> **REQUEST**
Below is a block of records. Copy every line in it that contains the word "title".

** Start **

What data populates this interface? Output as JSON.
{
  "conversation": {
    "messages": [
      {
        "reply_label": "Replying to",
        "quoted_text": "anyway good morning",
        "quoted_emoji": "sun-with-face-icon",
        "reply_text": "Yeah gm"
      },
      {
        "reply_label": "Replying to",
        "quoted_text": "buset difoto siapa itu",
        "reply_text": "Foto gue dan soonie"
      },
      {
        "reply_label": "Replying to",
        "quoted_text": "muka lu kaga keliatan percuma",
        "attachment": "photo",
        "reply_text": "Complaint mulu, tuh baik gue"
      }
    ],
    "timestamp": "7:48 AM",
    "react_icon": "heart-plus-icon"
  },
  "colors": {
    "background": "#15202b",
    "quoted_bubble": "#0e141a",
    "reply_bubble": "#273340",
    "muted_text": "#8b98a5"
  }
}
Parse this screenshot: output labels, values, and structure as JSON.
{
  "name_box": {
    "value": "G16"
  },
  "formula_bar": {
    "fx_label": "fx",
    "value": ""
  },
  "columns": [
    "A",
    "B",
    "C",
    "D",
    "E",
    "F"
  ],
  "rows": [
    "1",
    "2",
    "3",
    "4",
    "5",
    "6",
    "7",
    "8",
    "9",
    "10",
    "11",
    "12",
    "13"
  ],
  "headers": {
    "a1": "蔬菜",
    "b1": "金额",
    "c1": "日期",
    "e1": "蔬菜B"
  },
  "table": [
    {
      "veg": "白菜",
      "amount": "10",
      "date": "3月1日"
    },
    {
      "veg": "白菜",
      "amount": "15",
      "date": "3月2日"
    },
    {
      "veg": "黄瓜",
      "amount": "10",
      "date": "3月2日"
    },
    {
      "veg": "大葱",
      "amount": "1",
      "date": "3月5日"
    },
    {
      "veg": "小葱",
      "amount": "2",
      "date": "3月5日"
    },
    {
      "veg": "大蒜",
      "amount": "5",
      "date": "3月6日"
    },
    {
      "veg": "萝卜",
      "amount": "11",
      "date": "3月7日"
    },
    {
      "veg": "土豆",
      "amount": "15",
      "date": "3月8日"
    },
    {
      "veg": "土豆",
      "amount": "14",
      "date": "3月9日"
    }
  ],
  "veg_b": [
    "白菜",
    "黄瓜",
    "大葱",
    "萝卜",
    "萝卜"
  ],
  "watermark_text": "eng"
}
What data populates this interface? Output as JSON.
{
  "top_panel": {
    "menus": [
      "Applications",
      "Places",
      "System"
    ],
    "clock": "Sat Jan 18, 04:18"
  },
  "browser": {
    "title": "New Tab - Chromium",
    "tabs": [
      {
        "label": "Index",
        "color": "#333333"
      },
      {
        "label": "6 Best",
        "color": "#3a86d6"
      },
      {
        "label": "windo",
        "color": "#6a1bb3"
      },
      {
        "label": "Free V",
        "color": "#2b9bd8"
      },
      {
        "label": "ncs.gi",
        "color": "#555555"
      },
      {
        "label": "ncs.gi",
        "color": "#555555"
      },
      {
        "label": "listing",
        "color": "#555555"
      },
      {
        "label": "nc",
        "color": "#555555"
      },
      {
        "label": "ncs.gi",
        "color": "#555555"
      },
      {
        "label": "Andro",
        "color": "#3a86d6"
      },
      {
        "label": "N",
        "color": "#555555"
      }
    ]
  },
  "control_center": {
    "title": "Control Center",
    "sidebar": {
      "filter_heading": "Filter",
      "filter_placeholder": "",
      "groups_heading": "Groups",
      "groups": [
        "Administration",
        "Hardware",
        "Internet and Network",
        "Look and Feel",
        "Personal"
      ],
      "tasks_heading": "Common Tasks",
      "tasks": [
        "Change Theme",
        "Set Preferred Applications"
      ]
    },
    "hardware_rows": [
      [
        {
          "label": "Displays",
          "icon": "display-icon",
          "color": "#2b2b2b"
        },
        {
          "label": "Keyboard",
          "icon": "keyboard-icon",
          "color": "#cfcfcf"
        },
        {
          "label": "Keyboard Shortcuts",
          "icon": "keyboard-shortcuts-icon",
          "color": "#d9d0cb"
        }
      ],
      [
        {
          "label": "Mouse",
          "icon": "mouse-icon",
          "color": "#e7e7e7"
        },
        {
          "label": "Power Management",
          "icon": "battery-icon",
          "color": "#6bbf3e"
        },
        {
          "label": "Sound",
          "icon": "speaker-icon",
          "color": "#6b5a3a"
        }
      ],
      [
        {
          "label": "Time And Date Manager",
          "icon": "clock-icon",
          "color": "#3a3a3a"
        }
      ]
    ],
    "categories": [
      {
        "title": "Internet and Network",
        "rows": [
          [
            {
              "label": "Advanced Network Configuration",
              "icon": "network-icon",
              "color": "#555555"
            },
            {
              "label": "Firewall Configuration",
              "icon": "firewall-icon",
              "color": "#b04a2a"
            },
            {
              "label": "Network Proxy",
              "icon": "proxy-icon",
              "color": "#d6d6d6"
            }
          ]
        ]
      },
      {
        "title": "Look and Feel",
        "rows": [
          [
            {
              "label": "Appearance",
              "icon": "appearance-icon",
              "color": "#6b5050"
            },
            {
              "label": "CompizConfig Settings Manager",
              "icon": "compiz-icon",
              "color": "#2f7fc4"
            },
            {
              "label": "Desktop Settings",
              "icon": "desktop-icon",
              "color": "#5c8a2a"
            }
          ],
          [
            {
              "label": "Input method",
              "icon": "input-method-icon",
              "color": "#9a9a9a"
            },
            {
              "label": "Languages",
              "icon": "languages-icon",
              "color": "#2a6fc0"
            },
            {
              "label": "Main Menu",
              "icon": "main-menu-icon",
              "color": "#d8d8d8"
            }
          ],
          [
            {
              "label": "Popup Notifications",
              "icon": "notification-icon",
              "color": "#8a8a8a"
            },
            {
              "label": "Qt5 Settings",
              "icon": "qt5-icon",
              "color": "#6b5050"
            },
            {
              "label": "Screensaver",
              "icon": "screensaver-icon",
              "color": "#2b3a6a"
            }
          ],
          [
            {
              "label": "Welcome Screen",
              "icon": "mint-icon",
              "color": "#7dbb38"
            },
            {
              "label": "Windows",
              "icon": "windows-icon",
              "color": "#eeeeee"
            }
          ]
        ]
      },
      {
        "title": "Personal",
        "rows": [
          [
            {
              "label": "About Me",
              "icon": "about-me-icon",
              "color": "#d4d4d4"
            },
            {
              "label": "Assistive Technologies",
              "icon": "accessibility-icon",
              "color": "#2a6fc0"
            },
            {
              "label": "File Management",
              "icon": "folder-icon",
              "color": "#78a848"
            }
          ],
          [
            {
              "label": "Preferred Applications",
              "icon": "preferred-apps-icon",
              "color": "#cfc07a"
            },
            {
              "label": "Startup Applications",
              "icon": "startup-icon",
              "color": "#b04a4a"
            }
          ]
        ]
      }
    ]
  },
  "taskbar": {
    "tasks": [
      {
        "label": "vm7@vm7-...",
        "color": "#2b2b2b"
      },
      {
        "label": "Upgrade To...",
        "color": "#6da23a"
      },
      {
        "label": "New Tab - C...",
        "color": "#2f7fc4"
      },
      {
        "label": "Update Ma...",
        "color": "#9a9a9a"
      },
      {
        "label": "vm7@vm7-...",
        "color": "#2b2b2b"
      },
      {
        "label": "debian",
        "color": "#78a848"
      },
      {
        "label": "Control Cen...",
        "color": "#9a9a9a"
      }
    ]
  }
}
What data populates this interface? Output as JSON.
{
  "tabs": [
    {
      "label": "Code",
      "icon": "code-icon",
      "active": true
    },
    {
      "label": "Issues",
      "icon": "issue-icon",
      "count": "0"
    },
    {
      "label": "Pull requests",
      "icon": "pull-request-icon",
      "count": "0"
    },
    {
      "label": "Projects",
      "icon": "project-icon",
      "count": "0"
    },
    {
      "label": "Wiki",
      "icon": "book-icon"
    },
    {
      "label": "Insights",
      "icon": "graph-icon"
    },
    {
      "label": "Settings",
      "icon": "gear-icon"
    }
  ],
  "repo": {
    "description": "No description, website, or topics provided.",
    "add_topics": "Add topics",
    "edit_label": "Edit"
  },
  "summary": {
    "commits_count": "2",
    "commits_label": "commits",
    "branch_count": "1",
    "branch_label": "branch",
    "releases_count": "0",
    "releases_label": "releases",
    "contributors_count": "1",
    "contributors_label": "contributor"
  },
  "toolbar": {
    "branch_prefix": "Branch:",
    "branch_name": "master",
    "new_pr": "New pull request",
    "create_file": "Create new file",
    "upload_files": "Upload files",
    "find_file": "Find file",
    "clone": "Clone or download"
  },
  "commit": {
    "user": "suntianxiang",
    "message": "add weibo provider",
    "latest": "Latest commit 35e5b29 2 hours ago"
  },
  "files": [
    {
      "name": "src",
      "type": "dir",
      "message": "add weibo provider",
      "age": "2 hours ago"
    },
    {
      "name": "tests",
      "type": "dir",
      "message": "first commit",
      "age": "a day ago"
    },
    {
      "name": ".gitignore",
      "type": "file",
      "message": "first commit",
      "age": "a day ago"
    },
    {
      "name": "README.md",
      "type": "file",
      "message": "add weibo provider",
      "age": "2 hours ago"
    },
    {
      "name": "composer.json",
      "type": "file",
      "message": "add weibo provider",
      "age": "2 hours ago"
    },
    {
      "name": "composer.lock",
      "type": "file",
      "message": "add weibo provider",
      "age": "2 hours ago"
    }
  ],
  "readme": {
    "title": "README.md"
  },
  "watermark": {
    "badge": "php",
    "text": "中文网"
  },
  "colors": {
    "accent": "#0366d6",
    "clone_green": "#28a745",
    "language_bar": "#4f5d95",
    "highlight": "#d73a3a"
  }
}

** End **

> **SOLUTION**
    "title": "New Tab - Chromium",
    "title": "Control Center",
        "title": "Internet and Network",
        "title": "Look and Feel",
        "title": "Personal",
    "title": "README.md"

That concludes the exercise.